Stored entries:
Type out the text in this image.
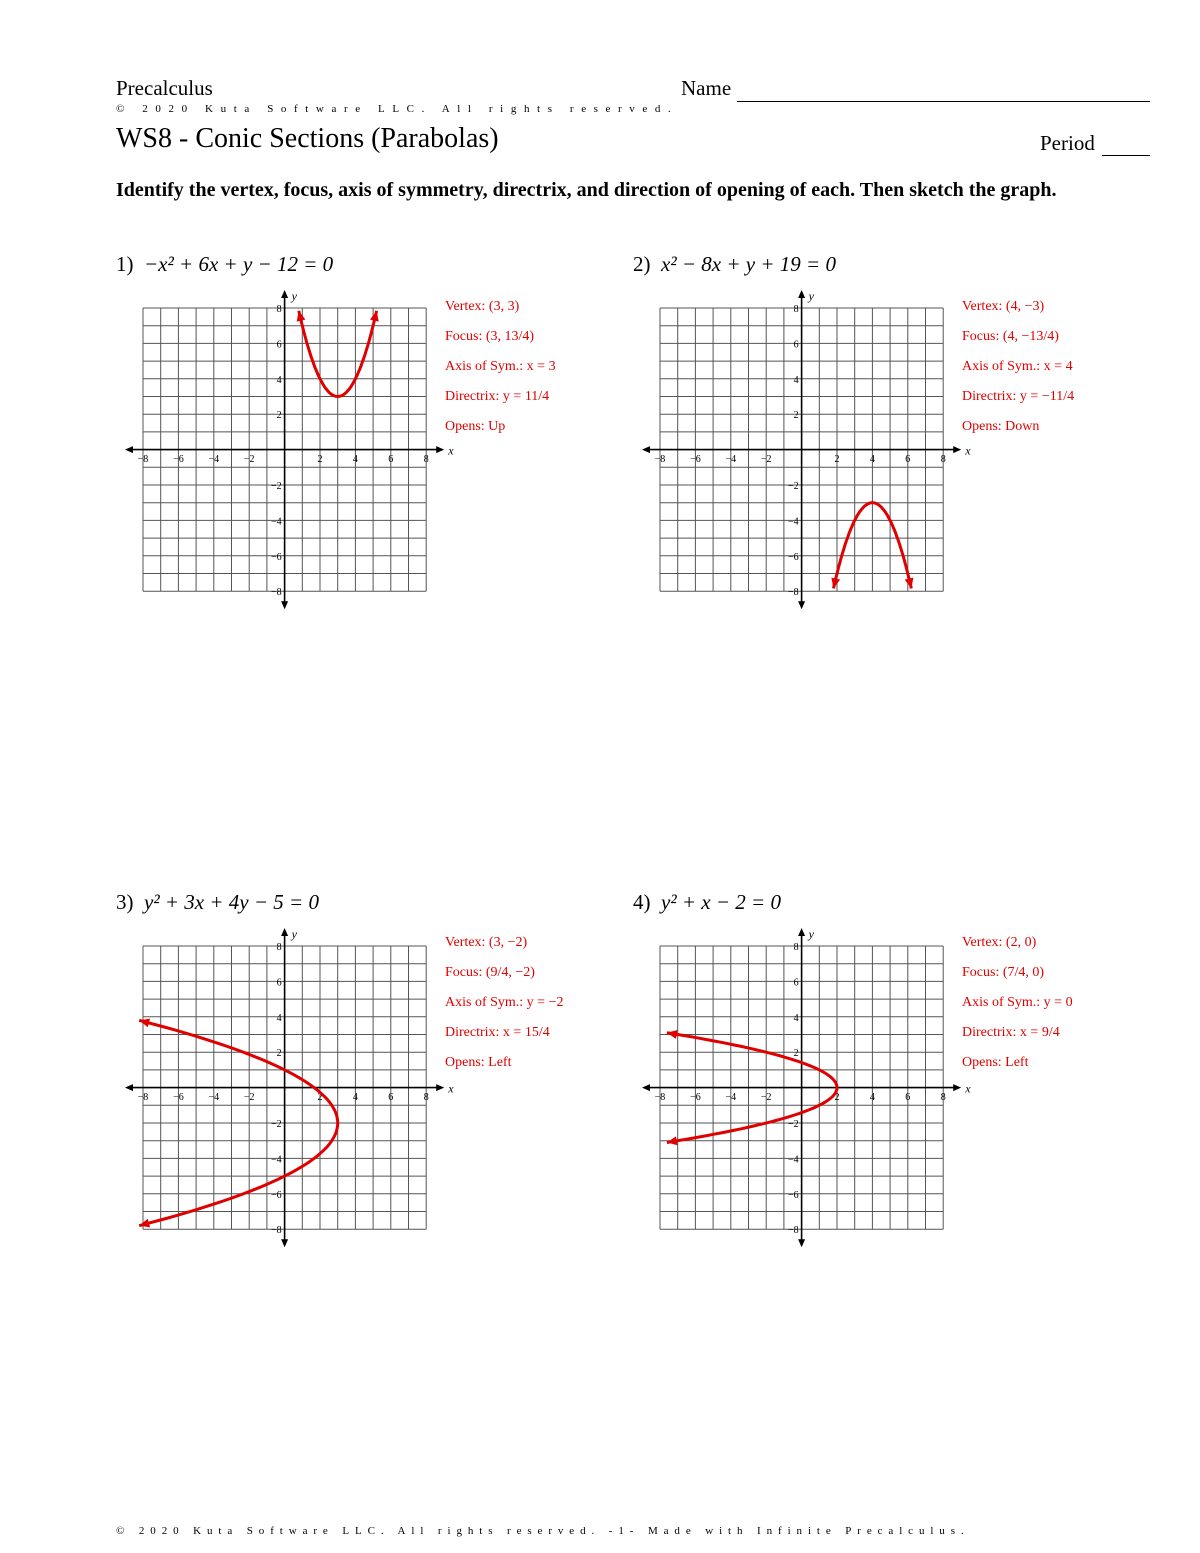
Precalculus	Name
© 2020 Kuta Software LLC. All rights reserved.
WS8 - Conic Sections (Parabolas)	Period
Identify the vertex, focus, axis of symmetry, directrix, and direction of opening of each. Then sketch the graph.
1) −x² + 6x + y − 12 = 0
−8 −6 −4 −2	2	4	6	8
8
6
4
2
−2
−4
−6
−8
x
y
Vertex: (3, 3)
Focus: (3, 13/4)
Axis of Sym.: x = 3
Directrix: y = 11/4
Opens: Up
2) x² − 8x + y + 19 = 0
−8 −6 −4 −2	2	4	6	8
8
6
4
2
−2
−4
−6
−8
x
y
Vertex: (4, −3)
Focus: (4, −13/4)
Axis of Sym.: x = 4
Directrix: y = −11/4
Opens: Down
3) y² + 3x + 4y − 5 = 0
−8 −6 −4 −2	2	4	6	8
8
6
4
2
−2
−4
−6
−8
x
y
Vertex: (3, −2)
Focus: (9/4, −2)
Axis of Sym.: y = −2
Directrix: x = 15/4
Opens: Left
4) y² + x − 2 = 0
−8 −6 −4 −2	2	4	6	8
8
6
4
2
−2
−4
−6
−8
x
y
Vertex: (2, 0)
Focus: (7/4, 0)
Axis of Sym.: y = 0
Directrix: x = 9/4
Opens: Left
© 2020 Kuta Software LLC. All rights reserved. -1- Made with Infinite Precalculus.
---
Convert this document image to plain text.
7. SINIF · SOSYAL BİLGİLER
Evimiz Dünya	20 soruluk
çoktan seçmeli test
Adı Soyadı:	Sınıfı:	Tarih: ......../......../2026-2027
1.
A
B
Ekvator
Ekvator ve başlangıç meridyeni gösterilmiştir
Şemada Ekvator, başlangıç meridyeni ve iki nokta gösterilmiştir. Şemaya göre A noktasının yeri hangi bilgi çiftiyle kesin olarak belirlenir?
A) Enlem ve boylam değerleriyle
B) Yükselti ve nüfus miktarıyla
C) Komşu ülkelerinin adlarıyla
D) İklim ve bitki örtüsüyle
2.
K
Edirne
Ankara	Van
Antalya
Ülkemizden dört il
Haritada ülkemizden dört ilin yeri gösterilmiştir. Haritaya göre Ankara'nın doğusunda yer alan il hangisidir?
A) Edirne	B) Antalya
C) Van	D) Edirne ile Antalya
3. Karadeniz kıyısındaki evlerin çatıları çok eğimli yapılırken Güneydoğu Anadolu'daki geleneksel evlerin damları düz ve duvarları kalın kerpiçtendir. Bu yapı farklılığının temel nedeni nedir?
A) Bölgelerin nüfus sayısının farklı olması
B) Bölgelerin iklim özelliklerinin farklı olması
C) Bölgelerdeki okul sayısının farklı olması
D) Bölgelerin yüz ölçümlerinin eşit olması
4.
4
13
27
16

▸ Objective:
Identify all lines in the records above with the word "başlangıç".

▸ Response to the exercise:
Ekvator ve başlangıç meridyeni gösterilmiştir
Şemada Ekvator, başlangıç meridyeni ve iki nokta gösterilmiştir. Şemaya göre A noktasının yeri hangi bilgi çiftiyle kesin olarak belirlenir?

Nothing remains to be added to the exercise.